**Directive:** Each line that holds the word "download" is to be identified and copied.

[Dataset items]
-- Start --

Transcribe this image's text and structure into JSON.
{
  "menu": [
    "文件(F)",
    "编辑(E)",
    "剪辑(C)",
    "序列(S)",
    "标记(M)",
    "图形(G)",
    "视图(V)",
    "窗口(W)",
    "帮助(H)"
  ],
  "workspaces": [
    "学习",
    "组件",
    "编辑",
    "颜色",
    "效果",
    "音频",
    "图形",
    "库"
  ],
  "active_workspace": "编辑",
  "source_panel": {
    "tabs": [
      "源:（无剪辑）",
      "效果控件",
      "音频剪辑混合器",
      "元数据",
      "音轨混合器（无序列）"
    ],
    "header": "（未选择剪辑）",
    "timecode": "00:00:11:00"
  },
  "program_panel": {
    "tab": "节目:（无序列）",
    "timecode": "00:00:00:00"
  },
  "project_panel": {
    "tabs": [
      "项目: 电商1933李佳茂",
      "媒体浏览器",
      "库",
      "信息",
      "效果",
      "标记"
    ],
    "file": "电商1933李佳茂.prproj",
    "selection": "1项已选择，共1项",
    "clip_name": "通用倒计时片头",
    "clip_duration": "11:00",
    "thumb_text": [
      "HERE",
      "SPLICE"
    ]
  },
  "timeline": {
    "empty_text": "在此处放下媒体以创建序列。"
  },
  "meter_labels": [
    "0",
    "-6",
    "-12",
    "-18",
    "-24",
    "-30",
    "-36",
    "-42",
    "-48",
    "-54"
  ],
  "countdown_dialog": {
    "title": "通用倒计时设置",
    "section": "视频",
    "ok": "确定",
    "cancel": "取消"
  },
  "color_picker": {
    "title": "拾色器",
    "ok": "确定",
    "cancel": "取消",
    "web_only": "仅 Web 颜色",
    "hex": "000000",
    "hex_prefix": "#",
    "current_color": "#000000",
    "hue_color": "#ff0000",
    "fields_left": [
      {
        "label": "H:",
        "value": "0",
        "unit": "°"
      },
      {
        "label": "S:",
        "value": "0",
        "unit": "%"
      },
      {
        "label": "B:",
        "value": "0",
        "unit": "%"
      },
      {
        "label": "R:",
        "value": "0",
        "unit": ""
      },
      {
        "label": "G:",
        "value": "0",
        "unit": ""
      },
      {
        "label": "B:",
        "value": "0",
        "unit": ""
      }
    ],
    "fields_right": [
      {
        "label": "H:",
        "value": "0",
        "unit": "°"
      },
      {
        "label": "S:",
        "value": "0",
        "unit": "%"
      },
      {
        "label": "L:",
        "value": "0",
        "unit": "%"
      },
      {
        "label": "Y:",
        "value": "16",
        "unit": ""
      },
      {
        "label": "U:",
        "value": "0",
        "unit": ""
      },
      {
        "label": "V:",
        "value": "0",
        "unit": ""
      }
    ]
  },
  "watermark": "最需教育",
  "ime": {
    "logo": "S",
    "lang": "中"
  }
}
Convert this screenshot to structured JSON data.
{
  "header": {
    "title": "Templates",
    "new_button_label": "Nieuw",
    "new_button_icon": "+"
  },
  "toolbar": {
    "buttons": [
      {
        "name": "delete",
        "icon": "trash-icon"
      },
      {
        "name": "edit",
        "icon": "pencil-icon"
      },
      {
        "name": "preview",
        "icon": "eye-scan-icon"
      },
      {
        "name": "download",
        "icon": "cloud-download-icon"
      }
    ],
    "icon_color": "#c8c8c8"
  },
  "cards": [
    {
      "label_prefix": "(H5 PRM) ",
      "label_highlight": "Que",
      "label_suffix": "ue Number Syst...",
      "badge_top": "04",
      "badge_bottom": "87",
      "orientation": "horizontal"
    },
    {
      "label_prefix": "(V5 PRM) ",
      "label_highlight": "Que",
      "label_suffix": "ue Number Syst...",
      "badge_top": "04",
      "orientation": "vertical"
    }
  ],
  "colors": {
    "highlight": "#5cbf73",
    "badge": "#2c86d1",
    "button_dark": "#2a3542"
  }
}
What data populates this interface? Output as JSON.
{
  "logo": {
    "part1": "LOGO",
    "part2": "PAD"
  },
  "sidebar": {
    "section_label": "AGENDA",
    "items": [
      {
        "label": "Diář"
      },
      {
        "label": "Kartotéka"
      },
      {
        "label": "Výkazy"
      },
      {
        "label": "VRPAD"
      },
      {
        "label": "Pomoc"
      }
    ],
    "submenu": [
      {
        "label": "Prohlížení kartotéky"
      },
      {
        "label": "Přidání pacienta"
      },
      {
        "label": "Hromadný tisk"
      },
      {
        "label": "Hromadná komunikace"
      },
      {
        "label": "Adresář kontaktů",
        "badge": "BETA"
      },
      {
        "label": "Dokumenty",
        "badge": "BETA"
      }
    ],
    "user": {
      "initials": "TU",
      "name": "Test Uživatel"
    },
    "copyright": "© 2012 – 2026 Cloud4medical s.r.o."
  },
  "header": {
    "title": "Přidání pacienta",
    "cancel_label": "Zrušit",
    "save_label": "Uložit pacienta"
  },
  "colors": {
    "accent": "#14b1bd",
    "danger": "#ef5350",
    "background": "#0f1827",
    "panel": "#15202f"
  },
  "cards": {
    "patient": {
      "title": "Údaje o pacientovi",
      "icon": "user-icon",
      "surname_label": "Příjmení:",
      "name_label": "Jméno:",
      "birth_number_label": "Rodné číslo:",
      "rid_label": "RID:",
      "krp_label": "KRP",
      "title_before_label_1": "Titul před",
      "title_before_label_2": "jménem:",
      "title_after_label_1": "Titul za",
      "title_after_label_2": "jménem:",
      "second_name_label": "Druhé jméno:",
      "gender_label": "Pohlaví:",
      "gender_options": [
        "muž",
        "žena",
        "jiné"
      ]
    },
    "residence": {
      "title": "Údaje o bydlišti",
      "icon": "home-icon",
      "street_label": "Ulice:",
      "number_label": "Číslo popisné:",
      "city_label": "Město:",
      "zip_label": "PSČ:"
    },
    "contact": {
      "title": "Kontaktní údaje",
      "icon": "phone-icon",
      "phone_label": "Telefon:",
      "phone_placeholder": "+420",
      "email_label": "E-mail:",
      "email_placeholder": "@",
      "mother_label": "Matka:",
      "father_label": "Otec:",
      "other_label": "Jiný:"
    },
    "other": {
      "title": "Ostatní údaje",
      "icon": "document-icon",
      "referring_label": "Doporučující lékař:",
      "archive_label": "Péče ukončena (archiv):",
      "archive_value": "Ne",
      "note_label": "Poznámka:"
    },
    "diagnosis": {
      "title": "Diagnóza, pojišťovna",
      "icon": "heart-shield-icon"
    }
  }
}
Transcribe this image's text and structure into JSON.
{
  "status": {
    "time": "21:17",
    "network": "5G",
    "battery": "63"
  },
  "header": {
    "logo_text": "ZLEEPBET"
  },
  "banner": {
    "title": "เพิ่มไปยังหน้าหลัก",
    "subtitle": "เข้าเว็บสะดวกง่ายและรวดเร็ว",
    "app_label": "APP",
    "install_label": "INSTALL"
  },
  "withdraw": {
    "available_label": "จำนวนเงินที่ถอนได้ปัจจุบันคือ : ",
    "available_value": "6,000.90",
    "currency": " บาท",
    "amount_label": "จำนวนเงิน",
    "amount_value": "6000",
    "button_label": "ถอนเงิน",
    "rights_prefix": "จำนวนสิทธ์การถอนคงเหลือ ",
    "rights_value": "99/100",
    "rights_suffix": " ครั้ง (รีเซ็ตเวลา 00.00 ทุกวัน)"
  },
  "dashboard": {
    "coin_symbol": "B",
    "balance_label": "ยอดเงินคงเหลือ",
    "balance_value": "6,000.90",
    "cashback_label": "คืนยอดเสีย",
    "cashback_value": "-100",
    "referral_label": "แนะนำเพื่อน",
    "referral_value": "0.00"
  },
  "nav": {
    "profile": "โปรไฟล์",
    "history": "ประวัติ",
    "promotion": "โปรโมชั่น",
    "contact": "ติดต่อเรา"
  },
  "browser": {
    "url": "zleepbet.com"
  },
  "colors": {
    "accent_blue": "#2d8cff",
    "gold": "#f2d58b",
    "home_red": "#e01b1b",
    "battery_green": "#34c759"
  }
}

-- End --

**Solution:**
        "name": "download",
        "icon": "cloud-download-icon"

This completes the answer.